PROBLEM TO SOLVE | Select each of the lines below that contains the word "edge", and copy those lines.

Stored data
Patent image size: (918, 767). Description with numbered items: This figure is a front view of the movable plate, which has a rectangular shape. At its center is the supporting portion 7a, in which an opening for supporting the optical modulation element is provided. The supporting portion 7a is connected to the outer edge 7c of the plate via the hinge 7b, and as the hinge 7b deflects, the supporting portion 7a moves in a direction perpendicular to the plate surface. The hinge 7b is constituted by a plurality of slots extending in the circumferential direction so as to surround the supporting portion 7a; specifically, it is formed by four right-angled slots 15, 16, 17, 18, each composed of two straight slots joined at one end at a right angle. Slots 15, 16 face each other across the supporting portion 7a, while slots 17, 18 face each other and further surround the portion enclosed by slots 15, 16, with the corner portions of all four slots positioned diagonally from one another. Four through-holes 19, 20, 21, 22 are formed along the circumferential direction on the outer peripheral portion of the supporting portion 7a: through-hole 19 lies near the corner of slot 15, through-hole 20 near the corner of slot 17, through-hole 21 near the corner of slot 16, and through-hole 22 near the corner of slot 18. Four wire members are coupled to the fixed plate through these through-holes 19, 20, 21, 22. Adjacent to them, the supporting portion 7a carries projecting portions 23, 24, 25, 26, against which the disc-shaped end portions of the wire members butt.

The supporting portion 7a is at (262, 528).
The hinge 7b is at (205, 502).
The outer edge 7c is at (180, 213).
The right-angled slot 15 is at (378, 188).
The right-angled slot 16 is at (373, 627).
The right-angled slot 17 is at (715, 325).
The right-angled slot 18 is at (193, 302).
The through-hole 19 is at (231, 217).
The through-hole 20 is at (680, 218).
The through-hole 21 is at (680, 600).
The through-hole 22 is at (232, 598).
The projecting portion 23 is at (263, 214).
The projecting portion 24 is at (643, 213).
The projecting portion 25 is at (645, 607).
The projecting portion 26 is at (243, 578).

RESPONSE BELOW |
Patent image size: (918, 767). Description with numbered items: This figure is a front view of the movable plate, which has a rectangular shape. At its center is the supporting portion 7a, in which an opening for supporting the optical modulation element is provided. The supporting portion 7a is connected to the outer edge 7c of the plate via the hinge 7b, and as the hinge 7b deflects, the supporting portion 7a moves in a direction perpendicular to the plate surface. The hinge 7b is constituted by a plurality of slots extending in the circumferential direction so as to surround the supporting portion 7a; specifically, it is formed by four right-angled slots 15, 16, 17, 18, each composed of two straight slots joined at one end at a right angle. Slots 15, 16 face each other across the supporting portion 7a, while slots 17, 18 face each other and further surround the portion enclosed by slots 15, 16, with the corner portions of all four slots positioned diagonally from one another. Four through-holes 19, 20, 21, 22 are formed along the circumferential direction on the outer peripheral portion of the supporting portion 7a: through-hole 19 lies near the corner of slot 15, through-hole 20 near the corner of slot 17, through-hole 21 near the corner of slot 16, and through-hole 22 near the corner of slot 18. Four wire members are coupled to the fixed plate through these through-holes 19, 20, 21, 22. Adjacent to them, the supporting portion 7a carries projecting portions 23, 24, 25, 26, against which the disc-shaped end portions of the wire members butt.
The outer edge 7c is at (180, 213).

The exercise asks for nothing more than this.